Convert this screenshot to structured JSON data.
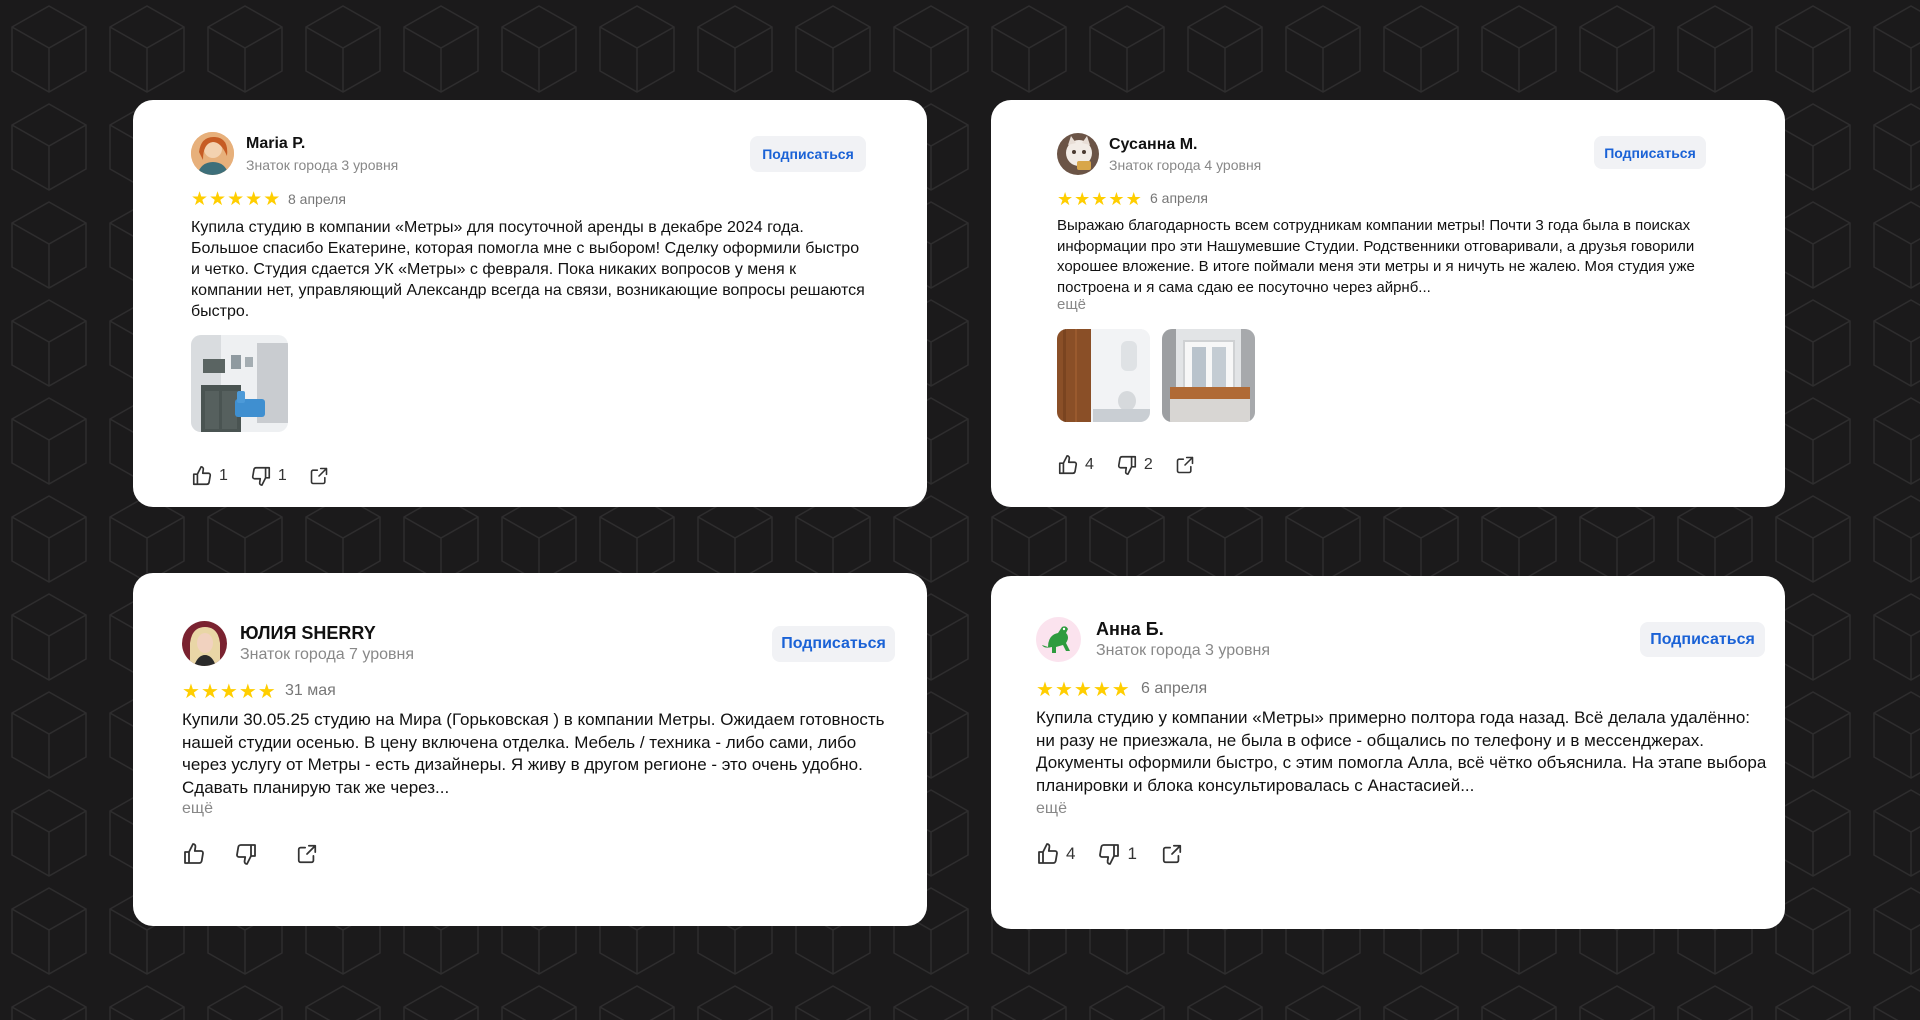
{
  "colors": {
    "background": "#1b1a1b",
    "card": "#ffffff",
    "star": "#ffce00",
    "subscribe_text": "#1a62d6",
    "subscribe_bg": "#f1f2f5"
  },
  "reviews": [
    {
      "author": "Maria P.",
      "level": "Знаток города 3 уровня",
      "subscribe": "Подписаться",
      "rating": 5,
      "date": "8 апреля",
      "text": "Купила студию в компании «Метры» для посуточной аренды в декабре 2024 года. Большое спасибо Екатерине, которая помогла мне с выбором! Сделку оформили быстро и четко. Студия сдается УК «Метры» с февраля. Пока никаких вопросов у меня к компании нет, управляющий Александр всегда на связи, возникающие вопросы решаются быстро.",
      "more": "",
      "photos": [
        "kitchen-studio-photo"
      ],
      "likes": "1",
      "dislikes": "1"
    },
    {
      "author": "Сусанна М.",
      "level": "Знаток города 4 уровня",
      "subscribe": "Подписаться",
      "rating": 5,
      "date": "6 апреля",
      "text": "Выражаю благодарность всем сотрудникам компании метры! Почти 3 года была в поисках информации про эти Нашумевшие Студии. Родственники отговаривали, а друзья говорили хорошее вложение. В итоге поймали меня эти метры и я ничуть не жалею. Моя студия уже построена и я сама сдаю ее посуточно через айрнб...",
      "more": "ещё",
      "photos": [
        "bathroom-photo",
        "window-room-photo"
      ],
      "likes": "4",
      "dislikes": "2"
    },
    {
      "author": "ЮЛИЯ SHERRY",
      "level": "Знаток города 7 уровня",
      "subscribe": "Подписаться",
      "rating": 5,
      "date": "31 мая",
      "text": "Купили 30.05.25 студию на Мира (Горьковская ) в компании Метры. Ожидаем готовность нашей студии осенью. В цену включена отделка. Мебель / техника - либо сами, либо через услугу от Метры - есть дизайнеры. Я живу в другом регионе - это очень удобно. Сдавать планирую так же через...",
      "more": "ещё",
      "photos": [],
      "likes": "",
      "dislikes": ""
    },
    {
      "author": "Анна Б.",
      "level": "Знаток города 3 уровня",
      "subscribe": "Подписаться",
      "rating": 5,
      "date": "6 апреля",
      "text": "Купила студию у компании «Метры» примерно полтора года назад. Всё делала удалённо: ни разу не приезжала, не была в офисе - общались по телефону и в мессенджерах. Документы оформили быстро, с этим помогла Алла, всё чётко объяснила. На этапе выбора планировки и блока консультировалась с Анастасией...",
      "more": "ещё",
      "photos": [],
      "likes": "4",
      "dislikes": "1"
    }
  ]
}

* * * * * * * * *

**WHAT IS EXPECTED**
Find the lines above that include the string "быстро" and copy them.

**SOLVED EXERCISE**
      "text": "Купила студию в компании «Метры» для посуточной аренды в декабре 2024 года. Большое спасибо Екатерине, которая помогла мне с выбором! Сделку оформили быстро и четко. Студия сдается УК «Метры» с февраля. Пока никаких вопросов у меня к компании нет, управляющий Александр всегда на связи, возникающие вопросы решаются быстро.",
      "text": "Купила студию у компании «Метры» примерно полтора года назад. Всё делала удалённо: ни разу не приезжала, не была в офисе - общались по телефону и в мессенджерах. Документы оформили быстро, с этим помогла Алла, всё чётко объяснила. На этапе выбора планировки и блока консультировалась с Анастасией...",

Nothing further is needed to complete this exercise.